ROWS:

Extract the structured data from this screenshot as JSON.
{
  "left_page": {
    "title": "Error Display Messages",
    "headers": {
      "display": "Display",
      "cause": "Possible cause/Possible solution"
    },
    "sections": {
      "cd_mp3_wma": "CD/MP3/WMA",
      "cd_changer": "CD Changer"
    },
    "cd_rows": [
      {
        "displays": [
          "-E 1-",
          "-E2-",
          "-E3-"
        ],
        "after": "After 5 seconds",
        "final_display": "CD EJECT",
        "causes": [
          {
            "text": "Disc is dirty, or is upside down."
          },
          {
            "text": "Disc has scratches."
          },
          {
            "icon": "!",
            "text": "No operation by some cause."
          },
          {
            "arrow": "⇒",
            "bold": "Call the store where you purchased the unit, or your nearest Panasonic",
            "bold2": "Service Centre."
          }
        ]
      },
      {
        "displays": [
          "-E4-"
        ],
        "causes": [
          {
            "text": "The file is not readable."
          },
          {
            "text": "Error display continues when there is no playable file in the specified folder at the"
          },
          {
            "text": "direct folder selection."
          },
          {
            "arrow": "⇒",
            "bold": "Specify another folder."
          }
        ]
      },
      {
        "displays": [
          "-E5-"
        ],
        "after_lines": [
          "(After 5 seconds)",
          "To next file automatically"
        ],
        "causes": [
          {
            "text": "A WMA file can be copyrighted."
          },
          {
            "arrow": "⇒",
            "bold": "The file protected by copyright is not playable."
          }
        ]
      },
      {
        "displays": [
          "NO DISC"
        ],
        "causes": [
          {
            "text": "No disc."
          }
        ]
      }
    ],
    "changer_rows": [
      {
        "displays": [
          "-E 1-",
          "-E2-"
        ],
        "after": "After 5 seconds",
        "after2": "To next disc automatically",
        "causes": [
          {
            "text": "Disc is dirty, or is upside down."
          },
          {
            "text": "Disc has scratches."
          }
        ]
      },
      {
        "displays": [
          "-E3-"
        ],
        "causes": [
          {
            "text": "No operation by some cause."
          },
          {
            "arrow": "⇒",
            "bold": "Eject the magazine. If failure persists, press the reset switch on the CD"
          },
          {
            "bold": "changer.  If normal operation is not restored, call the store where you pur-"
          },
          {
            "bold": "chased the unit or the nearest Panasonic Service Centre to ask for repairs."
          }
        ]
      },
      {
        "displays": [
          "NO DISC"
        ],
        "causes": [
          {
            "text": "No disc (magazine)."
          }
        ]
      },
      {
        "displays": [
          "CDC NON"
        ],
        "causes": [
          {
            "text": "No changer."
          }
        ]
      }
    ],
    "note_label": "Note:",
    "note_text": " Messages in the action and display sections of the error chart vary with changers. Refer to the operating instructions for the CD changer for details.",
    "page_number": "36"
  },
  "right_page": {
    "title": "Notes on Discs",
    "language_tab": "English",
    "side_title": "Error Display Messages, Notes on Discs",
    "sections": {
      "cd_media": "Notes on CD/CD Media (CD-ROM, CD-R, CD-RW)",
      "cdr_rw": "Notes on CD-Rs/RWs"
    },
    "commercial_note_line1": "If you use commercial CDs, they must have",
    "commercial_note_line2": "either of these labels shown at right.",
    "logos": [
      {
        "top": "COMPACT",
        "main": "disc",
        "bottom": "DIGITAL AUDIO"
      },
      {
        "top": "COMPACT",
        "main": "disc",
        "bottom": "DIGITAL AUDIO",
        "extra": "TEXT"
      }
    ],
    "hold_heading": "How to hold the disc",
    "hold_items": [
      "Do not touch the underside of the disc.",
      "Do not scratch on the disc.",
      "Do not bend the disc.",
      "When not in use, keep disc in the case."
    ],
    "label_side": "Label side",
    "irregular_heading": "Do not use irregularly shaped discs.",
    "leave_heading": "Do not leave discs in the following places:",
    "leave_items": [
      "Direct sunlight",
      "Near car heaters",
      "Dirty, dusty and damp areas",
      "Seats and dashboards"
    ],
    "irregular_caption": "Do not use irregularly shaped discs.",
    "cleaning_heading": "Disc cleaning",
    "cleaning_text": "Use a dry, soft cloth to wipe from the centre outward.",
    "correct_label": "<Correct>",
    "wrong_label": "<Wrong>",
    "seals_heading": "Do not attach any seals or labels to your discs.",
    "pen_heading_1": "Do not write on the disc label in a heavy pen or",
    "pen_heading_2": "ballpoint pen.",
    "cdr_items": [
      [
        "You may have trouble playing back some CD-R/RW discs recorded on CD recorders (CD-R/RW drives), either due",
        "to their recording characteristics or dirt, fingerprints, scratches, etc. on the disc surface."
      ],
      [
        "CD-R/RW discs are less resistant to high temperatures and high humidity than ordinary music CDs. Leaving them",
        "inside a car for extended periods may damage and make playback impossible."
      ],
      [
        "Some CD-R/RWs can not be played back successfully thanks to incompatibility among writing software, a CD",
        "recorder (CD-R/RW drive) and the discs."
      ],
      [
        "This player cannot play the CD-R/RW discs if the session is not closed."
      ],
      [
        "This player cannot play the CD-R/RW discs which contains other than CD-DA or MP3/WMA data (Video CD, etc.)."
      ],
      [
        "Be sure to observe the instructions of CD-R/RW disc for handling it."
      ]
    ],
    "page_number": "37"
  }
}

OBJECTIVE: Each line holding "from" must be found and copied.

OUTPUT FOR THIS EXERCISE:
Extract the structured data from this screenshot as JSON.
    "cleaning_text": "Use a dry, soft cloth to wipe from the centre outward.",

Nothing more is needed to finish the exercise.